* _Records for the exercise_:
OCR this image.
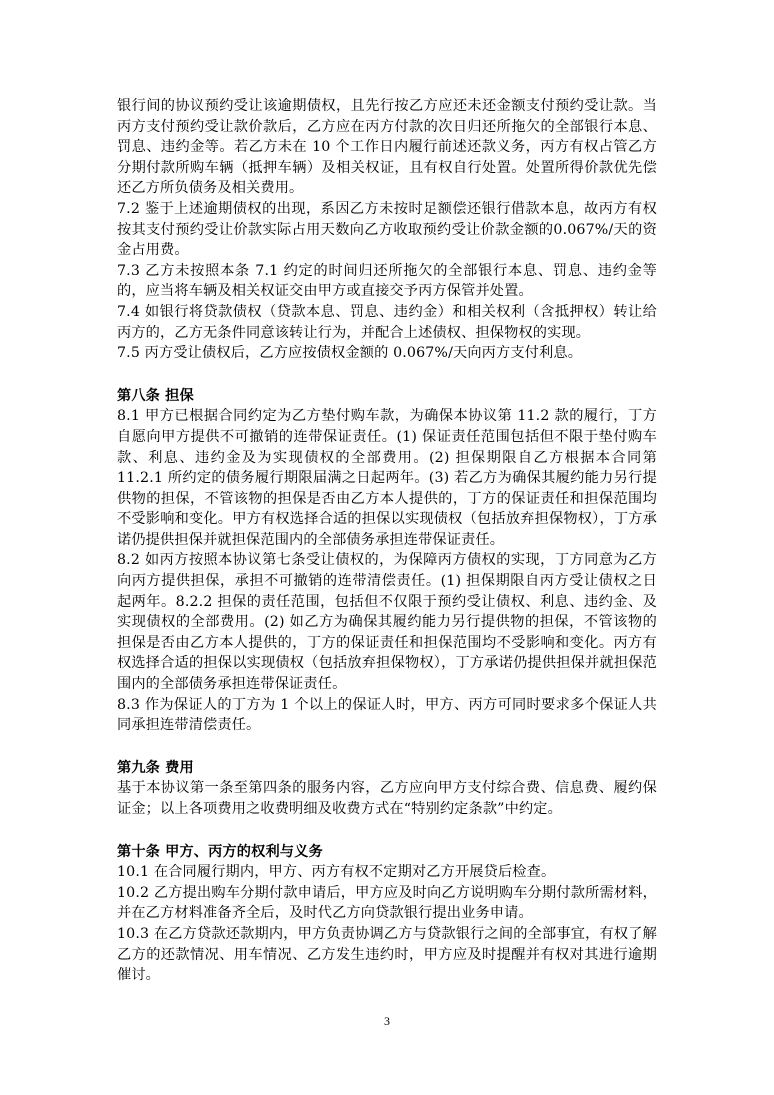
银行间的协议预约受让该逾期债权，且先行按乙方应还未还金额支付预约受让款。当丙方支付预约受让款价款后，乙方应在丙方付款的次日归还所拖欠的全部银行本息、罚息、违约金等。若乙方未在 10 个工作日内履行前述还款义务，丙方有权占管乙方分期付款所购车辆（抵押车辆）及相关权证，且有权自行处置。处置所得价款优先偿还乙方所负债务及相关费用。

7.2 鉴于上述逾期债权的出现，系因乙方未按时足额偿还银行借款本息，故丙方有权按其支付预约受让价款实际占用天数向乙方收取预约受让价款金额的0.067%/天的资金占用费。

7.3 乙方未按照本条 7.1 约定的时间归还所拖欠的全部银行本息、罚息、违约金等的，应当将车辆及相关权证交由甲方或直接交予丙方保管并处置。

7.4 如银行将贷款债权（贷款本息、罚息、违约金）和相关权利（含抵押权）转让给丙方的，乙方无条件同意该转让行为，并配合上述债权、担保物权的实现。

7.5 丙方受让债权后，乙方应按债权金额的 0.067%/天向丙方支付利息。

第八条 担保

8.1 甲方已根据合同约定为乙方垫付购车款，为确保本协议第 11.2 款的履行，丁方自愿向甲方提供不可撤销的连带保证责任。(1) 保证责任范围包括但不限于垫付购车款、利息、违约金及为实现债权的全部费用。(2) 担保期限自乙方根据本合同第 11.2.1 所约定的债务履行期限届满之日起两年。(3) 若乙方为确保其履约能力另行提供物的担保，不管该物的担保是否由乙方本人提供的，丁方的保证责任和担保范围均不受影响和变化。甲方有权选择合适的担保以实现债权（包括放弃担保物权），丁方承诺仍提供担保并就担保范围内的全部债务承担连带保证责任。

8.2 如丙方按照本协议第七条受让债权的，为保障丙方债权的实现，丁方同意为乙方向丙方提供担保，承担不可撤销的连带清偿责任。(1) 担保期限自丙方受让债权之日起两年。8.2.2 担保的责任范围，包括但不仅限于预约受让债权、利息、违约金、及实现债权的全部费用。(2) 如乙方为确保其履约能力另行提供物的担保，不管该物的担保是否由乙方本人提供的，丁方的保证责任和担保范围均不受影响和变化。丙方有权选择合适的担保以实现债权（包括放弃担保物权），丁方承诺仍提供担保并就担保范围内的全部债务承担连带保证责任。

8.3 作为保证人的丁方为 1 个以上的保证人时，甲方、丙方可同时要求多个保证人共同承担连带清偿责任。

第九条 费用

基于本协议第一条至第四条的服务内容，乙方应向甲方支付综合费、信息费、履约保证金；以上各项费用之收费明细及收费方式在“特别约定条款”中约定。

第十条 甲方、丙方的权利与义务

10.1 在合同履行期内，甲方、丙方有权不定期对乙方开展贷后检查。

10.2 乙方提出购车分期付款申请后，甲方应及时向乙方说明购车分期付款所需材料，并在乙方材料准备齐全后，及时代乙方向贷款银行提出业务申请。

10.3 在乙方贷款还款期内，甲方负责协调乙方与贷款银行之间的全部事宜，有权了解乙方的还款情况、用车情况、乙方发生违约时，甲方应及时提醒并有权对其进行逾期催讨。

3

* _Set exercise_: What comes back should match the records exactly, minus any pictures.

* _Task output_:
OCR this image.
银行间的协议预约受让该逾期债权，且先行按乙方应还未还金额支付预约受让款。当丙方支付预约受让款价款后，乙方应在丙方付款的次日归还所拖欠的全部银行本息、罚息、违约金等。若乙方未在 10 个工作日内履行前述还款义务，丙方有权占管乙方分期付款所购车辆（抵押车辆）及相关权证，且有权自行处置。处置所得价款优先偿还乙方所负债务及相关费用。

7.2 鉴于上述逾期债权的出现，系因乙方未按时足额偿还银行借款本息，故丙方有权按其支付预约受让价款实际占用天数向乙方收取预约受让价款金额的0.067%/天的资金占用费。

7.3 乙方未按照本条 7.1 约定的时间归还所拖欠的全部银行本息、罚息、违约金等的，应当将车辆及相关权证交由甲方或直接交予丙方保管并处置。

7.4 如银行将贷款债权（贷款本息、罚息、违约金）和相关权利（含抵押权）转让给丙方的，乙方无条件同意该转让行为，并配合上述债权、担保物权的实现。

7.5 丙方受让债权后，乙方应按债权金额的 0.067%/天向丙方支付利息。

第八条 担保

8.1 甲方已根据合同约定为乙方垫付购车款，为确保本协议第 11.2 款的履行，丁方自愿向甲方提供不可撤销的连带保证责任。(1) 保证责任范围包括但不限于垫付购车款、利息、违约金及为实现债权的全部费用。(2) 担保期限自乙方根据本合同第 11.2.1 所约定的债务履行期限届满之日起两年。(3) 若乙方为确保其履约能力另行提供物的担保，不管该物的担保是否由乙方本人提供的，丁方的保证责任和担保范围均不受影响和变化。甲方有权选择合适的担保以实现债权（包括放弃担保物权），丁方承诺仍提供担保并就担保范围内的全部债务承担连带保证责任。

8.2 如丙方按照本协议第七条受让债权的，为保障丙方债权的实现，丁方同意为乙方向丙方提供担保，承担不可撤销的连带清偿责任。(1) 担保期限自丙方受让债权之日起两年。8.2.2 担保的责任范围，包括但不仅限于预约受让债权、利息、违约金、及实现债权的全部费用。(2) 如乙方为确保其履约能力另行提供物的担保，不管该物的担保是否由乙方本人提供的，丁方的保证责任和担保范围均不受影响和变化。丙方有权选择合适的担保以实现债权（包括放弃担保物权），丁方承诺仍提供担保并就担保范围内的全部债务承担连带保证责任。

8.3 作为保证人的丁方为 1 个以上的保证人时，甲方、丙方可同时要求多个保证人共同承担连带清偿责任。

第九条 费用

基于本协议第一条至第四条的服务内容，乙方应向甲方支付综合费、信息费、履约保证金；以上各项费用之收费明细及收费方式在“特别约定条款”中约定。

第十条 甲方、丙方的权利与义务

10.1 在合同履行期内，甲方、丙方有权不定期对乙方开展贷后检查。

10.2 乙方提出购车分期付款申请后，甲方应及时向乙方说明购车分期付款所需材料，并在乙方材料准备齐全后，及时代乙方向贷款银行提出业务申请。

10.3 在乙方贷款还款期内，甲方负责协调乙方与贷款银行之间的全部事宜，有权了解乙方的还款情况、用车情况、乙方发生违约时，甲方应及时提醒并有权对其进行逾期催讨。

3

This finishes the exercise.